- Records for the exercise
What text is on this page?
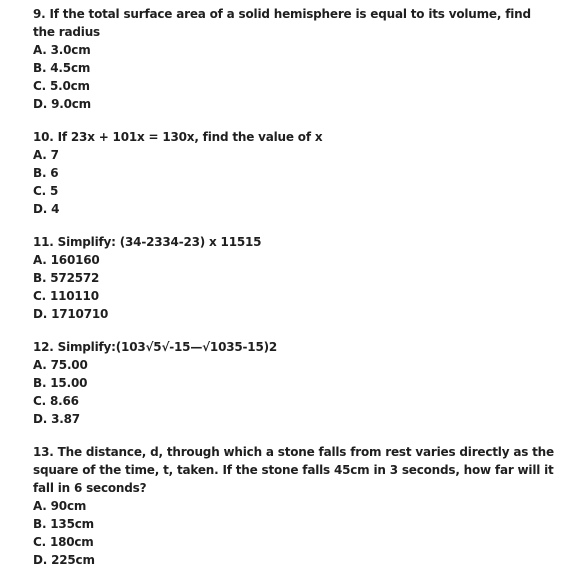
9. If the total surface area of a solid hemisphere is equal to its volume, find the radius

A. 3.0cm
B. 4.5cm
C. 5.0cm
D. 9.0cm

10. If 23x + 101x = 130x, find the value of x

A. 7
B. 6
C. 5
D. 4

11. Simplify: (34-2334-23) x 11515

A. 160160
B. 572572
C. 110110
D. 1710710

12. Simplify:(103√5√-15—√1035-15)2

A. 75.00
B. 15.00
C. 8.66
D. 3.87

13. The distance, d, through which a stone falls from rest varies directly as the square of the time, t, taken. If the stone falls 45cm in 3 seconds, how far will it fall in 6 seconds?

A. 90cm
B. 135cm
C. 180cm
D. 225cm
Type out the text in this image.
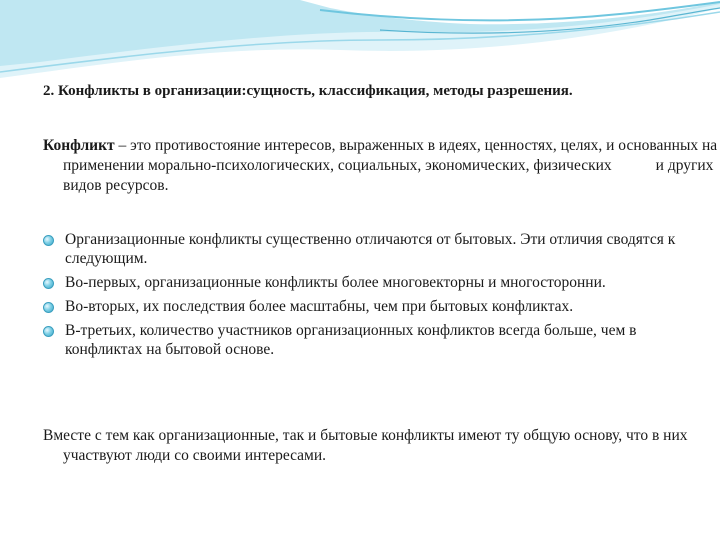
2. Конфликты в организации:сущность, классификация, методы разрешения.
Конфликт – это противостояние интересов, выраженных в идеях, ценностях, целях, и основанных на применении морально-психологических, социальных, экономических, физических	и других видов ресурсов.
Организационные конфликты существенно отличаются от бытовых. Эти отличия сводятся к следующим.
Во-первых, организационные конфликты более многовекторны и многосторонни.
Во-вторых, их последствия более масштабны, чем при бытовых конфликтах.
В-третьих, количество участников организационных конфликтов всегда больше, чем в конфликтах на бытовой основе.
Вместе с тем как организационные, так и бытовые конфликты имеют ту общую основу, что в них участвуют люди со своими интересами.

---

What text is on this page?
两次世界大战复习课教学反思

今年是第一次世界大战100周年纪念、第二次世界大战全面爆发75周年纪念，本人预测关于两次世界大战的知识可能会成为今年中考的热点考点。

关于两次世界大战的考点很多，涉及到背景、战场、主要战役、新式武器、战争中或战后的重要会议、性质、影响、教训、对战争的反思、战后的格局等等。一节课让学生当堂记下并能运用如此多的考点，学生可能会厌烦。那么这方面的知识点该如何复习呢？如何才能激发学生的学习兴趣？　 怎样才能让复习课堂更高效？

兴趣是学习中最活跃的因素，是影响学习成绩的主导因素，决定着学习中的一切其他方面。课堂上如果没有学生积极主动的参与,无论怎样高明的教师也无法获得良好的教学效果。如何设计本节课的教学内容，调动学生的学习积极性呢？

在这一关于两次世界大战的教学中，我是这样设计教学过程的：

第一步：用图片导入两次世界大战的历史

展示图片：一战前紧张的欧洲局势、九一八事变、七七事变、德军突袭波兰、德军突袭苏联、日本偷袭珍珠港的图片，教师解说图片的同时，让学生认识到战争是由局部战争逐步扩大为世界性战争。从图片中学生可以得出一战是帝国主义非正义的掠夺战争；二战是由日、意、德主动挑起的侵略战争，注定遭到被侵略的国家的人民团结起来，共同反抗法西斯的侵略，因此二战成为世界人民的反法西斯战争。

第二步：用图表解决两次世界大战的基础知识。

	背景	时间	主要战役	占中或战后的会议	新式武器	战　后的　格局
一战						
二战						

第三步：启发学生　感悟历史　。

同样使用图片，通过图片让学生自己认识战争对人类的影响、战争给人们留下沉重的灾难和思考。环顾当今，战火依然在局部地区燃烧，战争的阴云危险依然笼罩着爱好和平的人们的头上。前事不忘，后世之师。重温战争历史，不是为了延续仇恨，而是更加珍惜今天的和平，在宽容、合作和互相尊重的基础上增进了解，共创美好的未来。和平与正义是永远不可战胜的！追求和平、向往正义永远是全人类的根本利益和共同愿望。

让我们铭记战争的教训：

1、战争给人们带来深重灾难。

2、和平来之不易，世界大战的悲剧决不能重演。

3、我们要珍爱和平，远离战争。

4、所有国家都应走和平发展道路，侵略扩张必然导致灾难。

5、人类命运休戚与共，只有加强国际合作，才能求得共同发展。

--

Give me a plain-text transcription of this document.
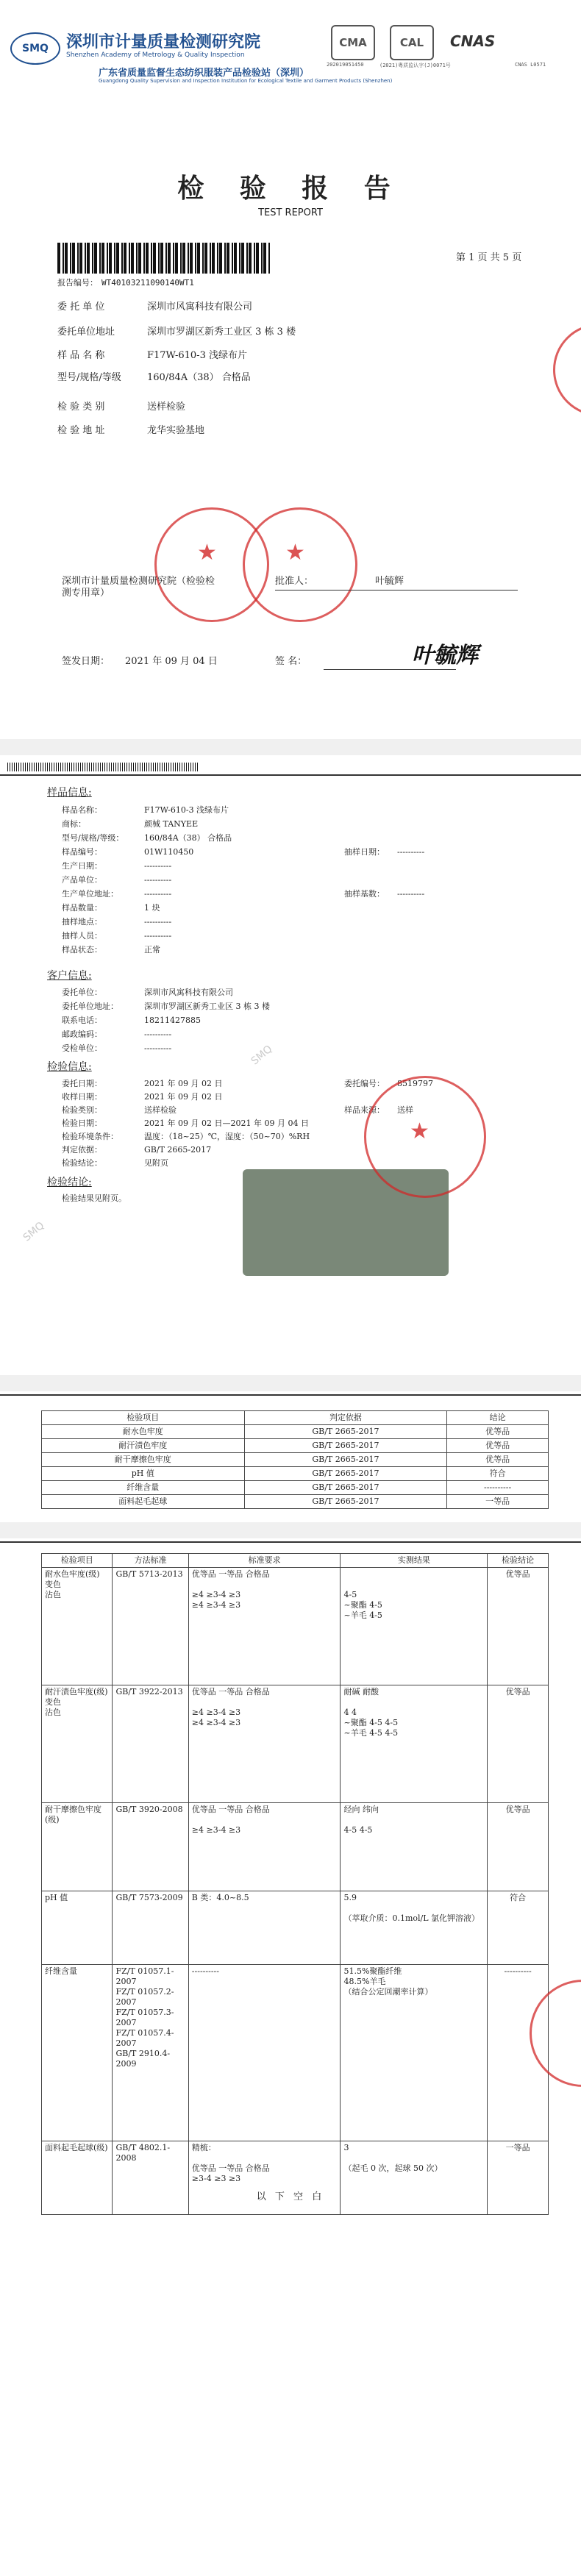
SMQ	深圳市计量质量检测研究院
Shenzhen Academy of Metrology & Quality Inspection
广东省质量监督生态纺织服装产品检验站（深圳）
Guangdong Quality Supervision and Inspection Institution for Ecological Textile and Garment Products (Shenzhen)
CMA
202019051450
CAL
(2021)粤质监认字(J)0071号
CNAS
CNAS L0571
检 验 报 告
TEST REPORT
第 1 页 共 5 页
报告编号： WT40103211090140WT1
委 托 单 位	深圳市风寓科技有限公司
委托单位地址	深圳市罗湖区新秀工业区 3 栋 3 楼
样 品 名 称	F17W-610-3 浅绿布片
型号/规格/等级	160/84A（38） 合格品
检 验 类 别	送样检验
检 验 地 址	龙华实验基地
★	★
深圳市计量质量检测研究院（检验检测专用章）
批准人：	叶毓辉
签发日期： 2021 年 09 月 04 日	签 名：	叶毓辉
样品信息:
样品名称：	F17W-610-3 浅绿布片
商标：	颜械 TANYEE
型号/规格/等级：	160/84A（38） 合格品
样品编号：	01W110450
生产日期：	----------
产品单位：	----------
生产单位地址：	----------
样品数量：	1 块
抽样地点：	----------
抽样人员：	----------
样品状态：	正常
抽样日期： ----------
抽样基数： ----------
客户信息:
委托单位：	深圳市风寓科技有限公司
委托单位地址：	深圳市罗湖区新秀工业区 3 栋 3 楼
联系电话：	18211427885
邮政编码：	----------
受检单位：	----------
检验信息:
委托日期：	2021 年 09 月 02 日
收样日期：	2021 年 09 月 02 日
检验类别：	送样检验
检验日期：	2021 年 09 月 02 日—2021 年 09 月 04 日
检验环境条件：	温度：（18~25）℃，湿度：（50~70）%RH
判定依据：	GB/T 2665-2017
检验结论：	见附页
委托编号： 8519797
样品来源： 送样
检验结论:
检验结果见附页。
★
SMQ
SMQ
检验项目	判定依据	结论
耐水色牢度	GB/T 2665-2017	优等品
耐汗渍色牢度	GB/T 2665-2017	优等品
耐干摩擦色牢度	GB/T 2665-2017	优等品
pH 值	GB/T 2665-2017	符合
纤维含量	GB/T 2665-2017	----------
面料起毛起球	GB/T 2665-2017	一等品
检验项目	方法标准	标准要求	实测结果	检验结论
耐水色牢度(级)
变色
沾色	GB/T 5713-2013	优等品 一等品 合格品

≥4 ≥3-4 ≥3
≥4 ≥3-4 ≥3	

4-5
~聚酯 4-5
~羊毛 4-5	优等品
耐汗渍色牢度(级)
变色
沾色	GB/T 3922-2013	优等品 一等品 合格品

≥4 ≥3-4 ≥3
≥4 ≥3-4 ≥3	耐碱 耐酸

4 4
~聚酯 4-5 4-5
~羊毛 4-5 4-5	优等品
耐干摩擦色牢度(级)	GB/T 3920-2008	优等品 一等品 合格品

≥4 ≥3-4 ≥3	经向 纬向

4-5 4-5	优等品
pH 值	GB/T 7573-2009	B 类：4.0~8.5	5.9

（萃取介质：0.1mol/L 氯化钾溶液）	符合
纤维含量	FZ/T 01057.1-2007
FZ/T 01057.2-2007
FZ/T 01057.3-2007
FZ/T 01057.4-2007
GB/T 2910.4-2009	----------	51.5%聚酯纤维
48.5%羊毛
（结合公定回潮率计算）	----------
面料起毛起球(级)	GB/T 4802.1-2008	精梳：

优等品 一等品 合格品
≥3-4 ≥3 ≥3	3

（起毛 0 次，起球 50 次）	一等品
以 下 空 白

- What is asked
For the listing above, give the number of lines in which the string "конфликтах" occurs, and nothing else.

- Correct result
2